◆ **Exercise aim**: Make an exact copy of all the material below, apart from the pictures.

◆ **Data extract**:
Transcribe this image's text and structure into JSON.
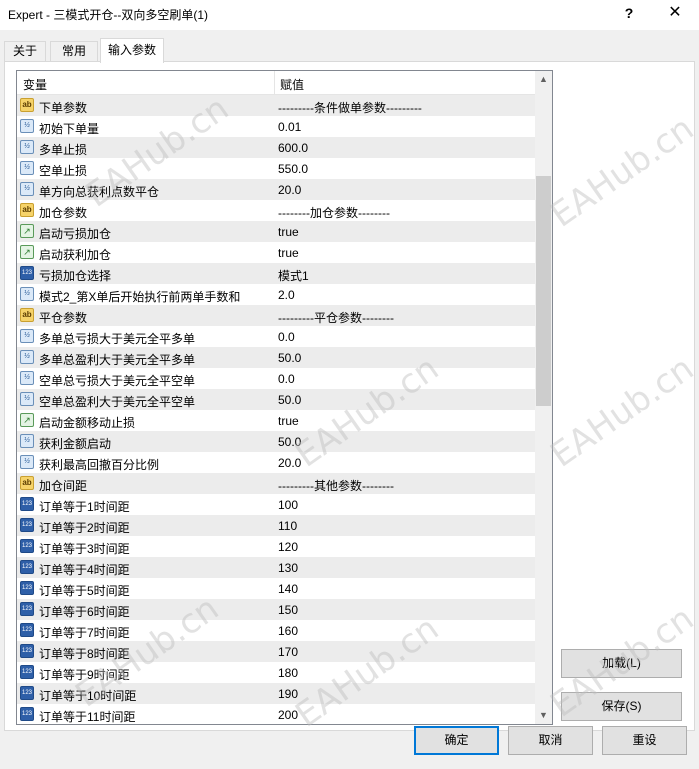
{
  "window": {
    "title": "Expert - 三模式开仓--双向多空刷单(1)",
    "help_label": "?",
    "close_label": "✕"
  },
  "tabs": [
    {
      "label": "关于"
    },
    {
      "label": "常用"
    },
    {
      "label": "输入参数"
    }
  ],
  "grid": {
    "col_variable": "变量",
    "col_value": "赋值",
    "rows": [
      {
        "icon": "ab",
        "name": "下单参数",
        "value": "---------条件做单参数---------"
      },
      {
        "icon": "v2",
        "name": "初始下单量",
        "value": "0.01"
      },
      {
        "icon": "v2",
        "name": "多单止损",
        "value": "600.0"
      },
      {
        "icon": "v2",
        "name": "空单止损",
        "value": "550.0"
      },
      {
        "icon": "v2",
        "name": "单方向总获利点数平仓",
        "value": "20.0"
      },
      {
        "icon": "ab",
        "name": "加仓参数",
        "value": "--------加仓参数--------"
      },
      {
        "icon": "tf",
        "name": "启动亏损加仓",
        "value": "true"
      },
      {
        "icon": "tf",
        "name": "启动获利加仓",
        "value": "true"
      },
      {
        "icon": "n123",
        "name": "亏损加仓选择",
        "value": "模式1"
      },
      {
        "icon": "v2",
        "name": "模式2_第X单后开始执行前两单手数和",
        "value": "2.0"
      },
      {
        "icon": "ab",
        "name": "平仓参数",
        "value": "---------平仓参数--------"
      },
      {
        "icon": "v2",
        "name": "多单总亏损大于美元全平多单",
        "value": "0.0"
      },
      {
        "icon": "v2",
        "name": "多单总盈利大于美元全平多单",
        "value": "50.0"
      },
      {
        "icon": "v2",
        "name": "空单总亏损大于美元全平空单",
        "value": "0.0"
      },
      {
        "icon": "v2",
        "name": "空单总盈利大于美元全平空单",
        "value": "50.0"
      },
      {
        "icon": "tf",
        "name": "启动金额移动止损",
        "value": "true"
      },
      {
        "icon": "v2",
        "name": "获利金额启动",
        "value": "50.0"
      },
      {
        "icon": "v2",
        "name": "获利最高回撤百分比例",
        "value": "20.0"
      },
      {
        "icon": "ab",
        "name": "加仓间距",
        "value": "---------其他参数--------"
      },
      {
        "icon": "n123",
        "name": "订单等于1时间距",
        "value": "100"
      },
      {
        "icon": "n123",
        "name": "订单等于2时间距",
        "value": "110"
      },
      {
        "icon": "n123",
        "name": "订单等于3时间距",
        "value": "120"
      },
      {
        "icon": "n123",
        "name": "订单等于4时间距",
        "value": "130"
      },
      {
        "icon": "n123",
        "name": "订单等于5时间距",
        "value": "140"
      },
      {
        "icon": "n123",
        "name": "订单等于6时间距",
        "value": "150"
      },
      {
        "icon": "n123",
        "name": "订单等于7时间距",
        "value": "160"
      },
      {
        "icon": "n123",
        "name": "订单等于8时间距",
        "value": "170"
      },
      {
        "icon": "n123",
        "name": "订单等于9时间距",
        "value": "180"
      },
      {
        "icon": "n123",
        "name": "订单等于10时间距",
        "value": "190"
      },
      {
        "icon": "n123",
        "name": "订单等于11时间距",
        "value": "200"
      }
    ]
  },
  "icon_glyphs": {
    "ab": "ab",
    "v2": "½",
    "tf": "↗",
    "n123": "123"
  },
  "buttons": {
    "load": "加载(L)",
    "save": "保存(S)",
    "ok": "确定",
    "cancel": "取消",
    "reset": "重设"
  },
  "watermark": "EAHub.cn"
}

◆ **Completed exercise**:
Transcribe this image's text and structure into JSON.
{
  "window": {
    "title": "Expert - 三模式开仓--双向多空刷单(1)",
    "help_label": "?",
    "close_label": "✕"
  },
  "tabs": [
    {
      "label": "关于"
    },
    {
      "label": "常用"
    },
    {
      "label": "输入参数"
    }
  ],
  "grid": {
    "col_variable": "变量",
    "col_value": "赋值",
    "rows": [
      {
        "icon": "ab",
        "name": "下单参数",
        "value": "---------条件做单参数---------"
      },
      {
        "icon": "v2",
        "name": "初始下单量",
        "value": "0.01"
      },
      {
        "icon": "v2",
        "name": "多单止损",
        "value": "600.0"
      },
      {
        "icon": "v2",
        "name": "空单止损",
        "value": "550.0"
      },
      {
        "icon": "v2",
        "name": "单方向总获利点数平仓",
        "value": "20.0"
      },
      {
        "icon": "ab",
        "name": "加仓参数",
        "value": "--------加仓参数--------"
      },
      {
        "icon": "tf",
        "name": "启动亏损加仓",
        "value": "true"
      },
      {
        "icon": "tf",
        "name": "启动获利加仓",
        "value": "true"
      },
      {
        "icon": "n123",
        "name": "亏损加仓选择",
        "value": "模式1"
      },
      {
        "icon": "v2",
        "name": "模式2_第X单后开始执行前两单手数和",
        "value": "2.0"
      },
      {
        "icon": "ab",
        "name": "平仓参数",
        "value": "---------平仓参数--------"
      },
      {
        "icon": "v2",
        "name": "多单总亏损大于美元全平多单",
        "value": "0.0"
      },
      {
        "icon": "v2",
        "name": "多单总盈利大于美元全平多单",
        "value": "50.0"
      },
      {
        "icon": "v2",
        "name": "空单总亏损大于美元全平空单",
        "value": "0.0"
      },
      {
        "icon": "v2",
        "name": "空单总盈利大于美元全平空单",
        "value": "50.0"
      },
      {
        "icon": "tf",
        "name": "启动金额移动止损",
        "value": "true"
      },
      {
        "icon": "v2",
        "name": "获利金额启动",
        "value": "50.0"
      },
      {
        "icon": "v2",
        "name": "获利最高回撤百分比例",
        "value": "20.0"
      },
      {
        "icon": "ab",
        "name": "加仓间距",
        "value": "---------其他参数--------"
      },
      {
        "icon": "n123",
        "name": "订单等于1时间距",
        "value": "100"
      },
      {
        "icon": "n123",
        "name": "订单等于2时间距",
        "value": "110"
      },
      {
        "icon": "n123",
        "name": "订单等于3时间距",
        "value": "120"
      },
      {
        "icon": "n123",
        "name": "订单等于4时间距",
        "value": "130"
      },
      {
        "icon": "n123",
        "name": "订单等于5时间距",
        "value": "140"
      },
      {
        "icon": "n123",
        "name": "订单等于6时间距",
        "value": "150"
      },
      {
        "icon": "n123",
        "name": "订单等于7时间距",
        "value": "160"
      },
      {
        "icon": "n123",
        "name": "订单等于8时间距",
        "value": "170"
      },
      {
        "icon": "n123",
        "name": "订单等于9时间距",
        "value": "180"
      },
      {
        "icon": "n123",
        "name": "订单等于10时间距",
        "value": "190"
      },
      {
        "icon": "n123",
        "name": "订单等于11时间距",
        "value": "200"
      }
    ]
  },
  "icon_glyphs": {
    "ab": "ab",
    "v2": "½",
    "tf": "↗",
    "n123": "123"
  },
  "buttons": {
    "load": "加载(L)",
    "save": "保存(S)",
    "ok": "确定",
    "cancel": "取消",
    "reset": "重设"
  },
  "watermark": "EAHub.cn"
}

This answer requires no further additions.